A run of records:
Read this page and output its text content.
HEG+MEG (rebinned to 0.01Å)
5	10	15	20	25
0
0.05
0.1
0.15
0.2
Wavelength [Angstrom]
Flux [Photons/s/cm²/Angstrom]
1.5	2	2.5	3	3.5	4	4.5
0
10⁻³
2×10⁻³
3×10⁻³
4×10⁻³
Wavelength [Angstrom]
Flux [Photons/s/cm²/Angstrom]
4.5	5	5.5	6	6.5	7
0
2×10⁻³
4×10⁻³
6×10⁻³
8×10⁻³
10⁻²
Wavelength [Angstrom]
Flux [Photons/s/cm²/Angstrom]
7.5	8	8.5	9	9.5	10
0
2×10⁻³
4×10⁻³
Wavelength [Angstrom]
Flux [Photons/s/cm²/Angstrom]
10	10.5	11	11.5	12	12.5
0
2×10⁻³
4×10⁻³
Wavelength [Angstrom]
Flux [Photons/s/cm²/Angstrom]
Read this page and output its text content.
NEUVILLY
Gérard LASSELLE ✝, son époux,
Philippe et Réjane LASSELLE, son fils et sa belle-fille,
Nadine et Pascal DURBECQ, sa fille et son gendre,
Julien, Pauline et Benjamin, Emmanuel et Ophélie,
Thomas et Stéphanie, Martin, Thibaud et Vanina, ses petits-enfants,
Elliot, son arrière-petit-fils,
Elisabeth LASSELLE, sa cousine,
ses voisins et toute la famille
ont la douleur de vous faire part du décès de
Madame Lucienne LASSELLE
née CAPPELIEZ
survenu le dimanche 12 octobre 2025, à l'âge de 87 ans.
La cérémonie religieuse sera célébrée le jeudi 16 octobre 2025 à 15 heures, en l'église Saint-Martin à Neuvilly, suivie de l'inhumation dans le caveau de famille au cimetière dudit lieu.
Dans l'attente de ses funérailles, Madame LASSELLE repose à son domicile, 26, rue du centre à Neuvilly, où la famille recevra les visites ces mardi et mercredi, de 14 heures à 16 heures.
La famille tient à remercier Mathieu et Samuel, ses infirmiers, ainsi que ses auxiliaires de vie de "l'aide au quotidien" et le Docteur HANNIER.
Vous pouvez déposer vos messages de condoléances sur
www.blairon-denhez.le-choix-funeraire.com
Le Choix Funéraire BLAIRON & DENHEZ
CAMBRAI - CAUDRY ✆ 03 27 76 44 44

→ **Task statement**
Extract the complete set of records unchanged.

→ **Output for this task**
Read this page and output its text content.
HEG+MEG (rebinned to 0.01Å)
5	10	15	20	25
0
0.05
0.1
0.15
0.2
Wavelength [Angstrom]
Flux [Photons/s/cm²/Angstrom]
1.5	2	2.5	3	3.5	4	4.5
0
10⁻³
2×10⁻³
3×10⁻³
4×10⁻³
Wavelength [Angstrom]
Flux [Photons/s/cm²/Angstrom]
4.5	5	5.5	6	6.5	7
0
2×10⁻³
4×10⁻³
6×10⁻³
8×10⁻³
10⁻²
Wavelength [Angstrom]
Flux [Photons/s/cm²/Angstrom]
7.5	8	8.5	9	9.5	10
0
2×10⁻³
4×10⁻³
Wavelength [Angstrom]
Flux [Photons/s/cm²/Angstrom]
10	10.5	11	11.5	12	12.5
0
2×10⁻³
4×10⁻³
Wavelength [Angstrom]
Flux [Photons/s/cm²/Angstrom]
Read this page and output its text content.
NEUVILLY
Gérard LASSELLE ✝, son époux,
Philippe et Réjane LASSELLE, son fils et sa belle-fille,
Nadine et Pascal DURBECQ, sa fille et son gendre,
Julien, Pauline et Benjamin, Emmanuel et Ophélie,
Thomas et Stéphanie, Martin, Thibaud et Vanina, ses petits-enfants,
Elliot, son arrière-petit-fils,
Elisabeth LASSELLE, sa cousine,
ses voisins et toute la famille
ont la douleur de vous faire part du décès de
Madame Lucienne LASSELLE
née CAPPELIEZ
survenu le dimanche 12 octobre 2025, à l'âge de 87 ans.
La cérémonie religieuse sera célébrée le jeudi 16 octobre 2025 à 15 heures, en l'église Saint-Martin à Neuvilly, suivie de l'inhumation dans le caveau de famille au cimetière dudit lieu.
Dans l'attente de ses funérailles, Madame LASSELLE repose à son domicile, 26, rue du centre à Neuvilly, où la famille recevra les visites ces mardi et mercredi, de 14 heures à 16 heures.
La famille tient à remercier Mathieu et Samuel, ses infirmiers, ainsi que ses auxiliaires de vie de "l'aide au quotidien" et le Docteur HANNIER.
Vous pouvez déposer vos messages de condoléances sur
www.blairon-denhez.le-choix-funeraire.com
Le Choix Funéraire BLAIRON & DENHEZ
CAMBRAI - CAUDRY ✆ 03 27 76 44 44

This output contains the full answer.